Extracts from a graphics dataset:

####

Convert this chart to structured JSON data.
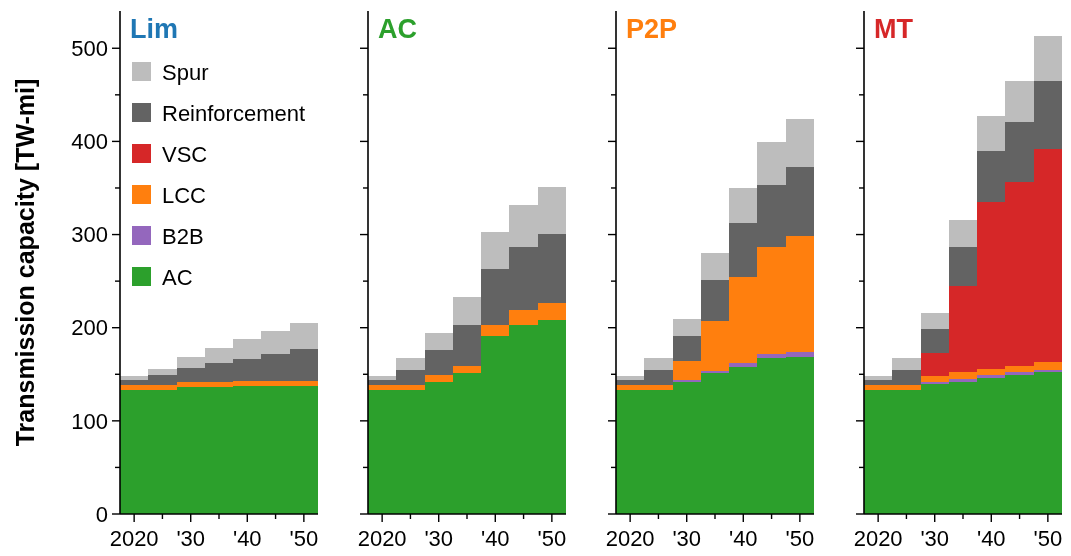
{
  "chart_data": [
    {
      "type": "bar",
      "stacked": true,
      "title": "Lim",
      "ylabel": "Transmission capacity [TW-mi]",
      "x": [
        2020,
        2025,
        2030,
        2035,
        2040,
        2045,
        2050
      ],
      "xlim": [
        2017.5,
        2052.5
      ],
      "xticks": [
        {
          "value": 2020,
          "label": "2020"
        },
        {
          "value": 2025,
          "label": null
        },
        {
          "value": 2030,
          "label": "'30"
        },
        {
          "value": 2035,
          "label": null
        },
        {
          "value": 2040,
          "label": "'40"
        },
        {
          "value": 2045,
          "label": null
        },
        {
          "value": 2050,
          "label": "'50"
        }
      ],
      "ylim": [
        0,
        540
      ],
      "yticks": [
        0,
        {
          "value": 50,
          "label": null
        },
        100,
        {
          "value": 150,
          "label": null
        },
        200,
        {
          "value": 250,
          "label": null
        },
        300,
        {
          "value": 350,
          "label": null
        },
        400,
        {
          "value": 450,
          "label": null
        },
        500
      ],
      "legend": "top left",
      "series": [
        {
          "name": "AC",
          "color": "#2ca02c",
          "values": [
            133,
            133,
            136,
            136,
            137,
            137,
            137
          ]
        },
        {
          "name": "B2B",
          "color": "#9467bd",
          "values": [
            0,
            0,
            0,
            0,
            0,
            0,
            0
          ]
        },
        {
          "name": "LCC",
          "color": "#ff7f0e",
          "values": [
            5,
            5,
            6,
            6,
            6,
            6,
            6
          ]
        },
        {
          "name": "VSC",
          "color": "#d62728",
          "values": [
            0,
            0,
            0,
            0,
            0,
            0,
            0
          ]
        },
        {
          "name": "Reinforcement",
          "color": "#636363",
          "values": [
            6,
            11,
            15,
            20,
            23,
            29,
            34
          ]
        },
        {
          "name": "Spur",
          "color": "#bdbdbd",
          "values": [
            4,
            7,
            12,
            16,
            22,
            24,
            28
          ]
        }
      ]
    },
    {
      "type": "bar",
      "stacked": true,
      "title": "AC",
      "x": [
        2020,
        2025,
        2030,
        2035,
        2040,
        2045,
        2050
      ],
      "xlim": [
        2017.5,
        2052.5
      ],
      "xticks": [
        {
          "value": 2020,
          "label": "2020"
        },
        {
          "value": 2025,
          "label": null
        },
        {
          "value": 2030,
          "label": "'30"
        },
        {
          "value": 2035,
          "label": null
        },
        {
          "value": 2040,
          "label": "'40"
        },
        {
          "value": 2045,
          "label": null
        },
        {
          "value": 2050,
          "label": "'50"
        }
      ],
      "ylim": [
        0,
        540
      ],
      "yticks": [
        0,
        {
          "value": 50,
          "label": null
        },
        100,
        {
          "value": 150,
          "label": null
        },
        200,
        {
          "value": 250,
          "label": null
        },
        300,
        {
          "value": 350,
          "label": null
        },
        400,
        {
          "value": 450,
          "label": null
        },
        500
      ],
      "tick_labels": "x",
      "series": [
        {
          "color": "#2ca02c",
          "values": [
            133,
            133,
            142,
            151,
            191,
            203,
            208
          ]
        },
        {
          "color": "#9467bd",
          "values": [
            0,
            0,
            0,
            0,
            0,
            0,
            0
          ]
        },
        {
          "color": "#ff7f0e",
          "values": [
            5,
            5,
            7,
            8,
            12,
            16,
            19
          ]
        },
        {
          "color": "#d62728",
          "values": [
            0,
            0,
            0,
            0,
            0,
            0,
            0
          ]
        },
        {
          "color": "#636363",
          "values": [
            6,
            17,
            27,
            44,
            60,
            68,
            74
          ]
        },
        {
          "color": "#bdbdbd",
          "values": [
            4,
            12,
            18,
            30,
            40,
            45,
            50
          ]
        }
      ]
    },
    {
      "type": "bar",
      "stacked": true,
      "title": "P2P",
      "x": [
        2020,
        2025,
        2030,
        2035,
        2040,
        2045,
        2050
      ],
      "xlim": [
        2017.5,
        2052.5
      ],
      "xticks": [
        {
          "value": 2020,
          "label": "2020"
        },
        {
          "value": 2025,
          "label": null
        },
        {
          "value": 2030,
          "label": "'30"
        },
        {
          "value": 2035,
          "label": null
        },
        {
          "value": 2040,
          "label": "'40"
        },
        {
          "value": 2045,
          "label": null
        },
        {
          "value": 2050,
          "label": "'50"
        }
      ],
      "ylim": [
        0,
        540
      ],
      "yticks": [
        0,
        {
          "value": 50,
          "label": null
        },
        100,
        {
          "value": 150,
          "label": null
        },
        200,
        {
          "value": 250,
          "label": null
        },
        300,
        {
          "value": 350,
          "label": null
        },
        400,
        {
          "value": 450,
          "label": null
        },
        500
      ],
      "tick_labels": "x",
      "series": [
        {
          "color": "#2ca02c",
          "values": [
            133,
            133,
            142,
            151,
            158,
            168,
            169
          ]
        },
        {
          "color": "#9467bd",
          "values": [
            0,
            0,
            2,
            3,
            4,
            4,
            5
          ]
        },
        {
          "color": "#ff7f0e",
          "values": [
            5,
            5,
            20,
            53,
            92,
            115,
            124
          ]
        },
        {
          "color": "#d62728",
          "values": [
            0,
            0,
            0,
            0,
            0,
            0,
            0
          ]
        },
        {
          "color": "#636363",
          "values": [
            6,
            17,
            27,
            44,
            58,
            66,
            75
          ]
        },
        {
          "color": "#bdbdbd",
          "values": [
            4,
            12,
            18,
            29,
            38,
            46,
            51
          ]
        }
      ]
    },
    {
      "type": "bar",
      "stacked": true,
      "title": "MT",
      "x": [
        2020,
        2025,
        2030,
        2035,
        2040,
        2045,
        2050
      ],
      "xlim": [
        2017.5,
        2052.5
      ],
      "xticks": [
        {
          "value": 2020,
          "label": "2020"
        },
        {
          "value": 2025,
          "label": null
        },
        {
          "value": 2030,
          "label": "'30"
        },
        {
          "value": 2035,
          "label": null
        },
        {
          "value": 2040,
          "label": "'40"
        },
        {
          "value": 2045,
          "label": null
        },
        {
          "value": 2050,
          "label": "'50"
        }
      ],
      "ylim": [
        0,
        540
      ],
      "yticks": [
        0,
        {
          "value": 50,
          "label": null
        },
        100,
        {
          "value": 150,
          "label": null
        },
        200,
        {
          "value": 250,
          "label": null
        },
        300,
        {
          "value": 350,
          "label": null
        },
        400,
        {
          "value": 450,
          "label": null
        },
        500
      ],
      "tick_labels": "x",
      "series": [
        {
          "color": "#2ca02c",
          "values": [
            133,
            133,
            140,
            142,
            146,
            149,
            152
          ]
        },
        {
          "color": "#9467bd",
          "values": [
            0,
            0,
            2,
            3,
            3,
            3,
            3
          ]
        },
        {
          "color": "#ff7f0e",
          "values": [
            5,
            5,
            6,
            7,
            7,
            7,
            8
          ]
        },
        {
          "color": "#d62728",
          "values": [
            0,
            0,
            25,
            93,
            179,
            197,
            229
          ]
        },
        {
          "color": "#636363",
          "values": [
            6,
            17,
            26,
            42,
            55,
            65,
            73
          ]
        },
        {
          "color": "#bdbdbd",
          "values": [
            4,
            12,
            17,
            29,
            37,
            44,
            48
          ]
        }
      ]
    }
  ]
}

####

Leave out the pictures and reproduce the rest of the listing exactly.

Correct response:
Convert this chart to structured JSON data.
{
  "chart_data": [
    {
      "type": "bar",
      "stacked": true,
      "title": "Lim",
      "ylabel": "Transmission capacity [TW-mi]",
      "x": [
        2020,
        2025,
        2030,
        2035,
        2040,
        2045,
        2050
      ],
      "xlim": [
        2017.5,
        2052.5
      ],
      "xticks": [
        {
          "value": 2020,
          "label": "2020"
        },
        {
          "value": 2025,
          "label": null
        },
        {
          "value": 2030,
          "label": "'30"
        },
        {
          "value": 2035,
          "label": null
        },
        {
          "value": 2040,
          "label": "'40"
        },
        {
          "value": 2045,
          "label": null
        },
        {
          "value": 2050,
          "label": "'50"
        }
      ],
      "ylim": [
        0,
        540
      ],
      "yticks": [
        0,
        {
          "value": 50,
          "label": null
        },
        100,
        {
          "value": 150,
          "label": null
        },
        200,
        {
          "value": 250,
          "label": null
        },
        300,
        {
          "value": 350,
          "label": null
        },
        400,
        {
          "value": 450,
          "label": null
        },
        500
      ],
      "legend": "top left",
      "series": [
        {
          "name": "AC",
          "color": "#2ca02c",
          "values": [
            133,
            133,
            136,
            136,
            137,
            137,
            137
          ]
        },
        {
          "name": "B2B",
          "color": "#9467bd",
          "values": [
            0,
            0,
            0,
            0,
            0,
            0,
            0
          ]
        },
        {
          "name": "LCC",
          "color": "#ff7f0e",
          "values": [
            5,
            5,
            6,
            6,
            6,
            6,
            6
          ]
        },
        {
          "name": "VSC",
          "color": "#d62728",
          "values": [
            0,
            0,
            0,
            0,
            0,
            0,
            0
          ]
        },
        {
          "name": "Reinforcement",
          "color": "#636363",
          "values": [
            6,
            11,
            15,
            20,
            23,
            29,
            34
          ]
        },
        {
          "name": "Spur",
          "color": "#bdbdbd",
          "values": [
            4,
            7,
            12,
            16,
            22,
            24,
            28
          ]
        }
      ]
    },
    {
      "type": "bar",
      "stacked": true,
      "title": "AC",
      "x": [
        2020,
        2025,
        2030,
        2035,
        2040,
        2045,
        2050
      ],
      "xlim": [
        2017.5,
        2052.5
      ],
      "xticks": [
        {
          "value": 2020,
          "label": "2020"
        },
        {
          "value": 2025,
          "label": null
        },
        {
          "value": 2030,
          "label": "'30"
        },
        {
          "value": 2035,
          "label": null
        },
        {
          "value": 2040,
          "label": "'40"
        },
        {
          "value": 2045,
          "label": null
        },
        {
          "value": 2050,
          "label": "'50"
        }
      ],
      "ylim": [
        0,
        540
      ],
      "yticks": [
        0,
        {
          "value": 50,
          "label": null
        },
        100,
        {
          "value": 150,
          "label": null
        },
        200,
        {
          "value": 250,
          "label": null
        },
        300,
        {
          "value": 350,
          "label": null
        },
        400,
        {
          "value": 450,
          "label": null
        },
        500
      ],
      "tick_labels": "x",
      "series": [
        {
          "color": "#2ca02c",
          "values": [
            133,
            133,
            142,
            151,
            191,
            203,
            208
          ]
        },
        {
          "color": "#9467bd",
          "values": [
            0,
            0,
            0,
            0,
            0,
            0,
            0
          ]
        },
        {
          "color": "#ff7f0e",
          "values": [
            5,
            5,
            7,
            8,
            12,
            16,
            19
          ]
        },
        {
          "color": "#d62728",
          "values": [
            0,
            0,
            0,
            0,
            0,
            0,
            0
          ]
        },
        {
          "color": "#636363",
          "values": [
            6,
            17,
            27,
            44,
            60,
            68,
            74
          ]
        },
        {
          "color": "#bdbdbd",
          "values": [
            4,
            12,
            18,
            30,
            40,
            45,
            50
          ]
        }
      ]
    },
    {
      "type": "bar",
      "stacked": true,
      "title": "P2P",
      "x": [
        2020,
        2025,
        2030,
        2035,
        2040,
        2045,
        2050
      ],
      "xlim": [
        2017.5,
        2052.5
      ],
      "xticks": [
        {
          "value": 2020,
          "label": "2020"
        },
        {
          "value": 2025,
          "label": null
        },
        {
          "value": 2030,
          "label": "'30"
        },
        {
          "value": 2035,
          "label": null
        },
        {
          "value": 2040,
          "label": "'40"
        },
        {
          "value": 2045,
          "label": null
        },
        {
          "value": 2050,
          "label": "'50"
        }
      ],
      "ylim": [
        0,
        540
      ],
      "yticks": [
        0,
        {
          "value": 50,
          "label": null
        },
        100,
        {
          "value": 150,
          "label": null
        },
        200,
        {
          "value": 250,
          "label": null
        },
        300,
        {
          "value": 350,
          "label": null
        },
        400,
        {
          "value": 450,
          "label": null
        },
        500
      ],
      "tick_labels": "x",
      "series": [
        {
          "color": "#2ca02c",
          "values": [
            133,
            133,
            142,
            151,
            158,
            168,
            169
          ]
        },
        {
          "color": "#9467bd",
          "values": [
            0,
            0,
            2,
            3,
            4,
            4,
            5
          ]
        },
        {
          "color": "#ff7f0e",
          "values": [
            5,
            5,
            20,
            53,
            92,
            115,
            124
          ]
        },
        {
          "color": "#d62728",
          "values": [
            0,
            0,
            0,
            0,
            0,
            0,
            0
          ]
        },
        {
          "color": "#636363",
          "values": [
            6,
            17,
            27,
            44,
            58,
            66,
            75
          ]
        },
        {
          "color": "#bdbdbd",
          "values": [
            4,
            12,
            18,
            29,
            38,
            46,
            51
          ]
        }
      ]
    },
    {
      "type": "bar",
      "stacked": true,
      "title": "MT",
      "x": [
        2020,
        2025,
        2030,
        2035,
        2040,
        2045,
        2050
      ],
      "xlim": [
        2017.5,
        2052.5
      ],
      "xticks": [
        {
          "value": 2020,
          "label": "2020"
        },
        {
          "value": 2025,
          "label": null
        },
        {
          "value": 2030,
          "label": "'30"
        },
        {
          "value": 2035,
          "label": null
        },
        {
          "value": 2040,
          "label": "'40"
        },
        {
          "value": 2045,
          "label": null
        },
        {
          "value": 2050,
          "label": "'50"
        }
      ],
      "ylim": [
        0,
        540
      ],
      "yticks": [
        0,
        {
          "value": 50,
          "label": null
        },
        100,
        {
          "value": 150,
          "label": null
        },
        200,
        {
          "value": 250,
          "label": null
        },
        300,
        {
          "value": 350,
          "label": null
        },
        400,
        {
          "value": 450,
          "label": null
        },
        500
      ],
      "tick_labels": "x",
      "series": [
        {
          "color": "#2ca02c",
          "values": [
            133,
            133,
            140,
            142,
            146,
            149,
            152
          ]
        },
        {
          "color": "#9467bd",
          "values": [
            0,
            0,
            2,
            3,
            3,
            3,
            3
          ]
        },
        {
          "color": "#ff7f0e",
          "values": [
            5,
            5,
            6,
            7,
            7,
            7,
            8
          ]
        },
        {
          "color": "#d62728",
          "values": [
            0,
            0,
            25,
            93,
            179,
            197,
            229
          ]
        },
        {
          "color": "#636363",
          "values": [
            6,
            17,
            26,
            42,
            55,
            65,
            73
          ]
        },
        {
          "color": "#bdbdbd",
          "values": [
            4,
            12,
            17,
            29,
            37,
            44,
            48
          ]
        }
      ]
    }
  ]
}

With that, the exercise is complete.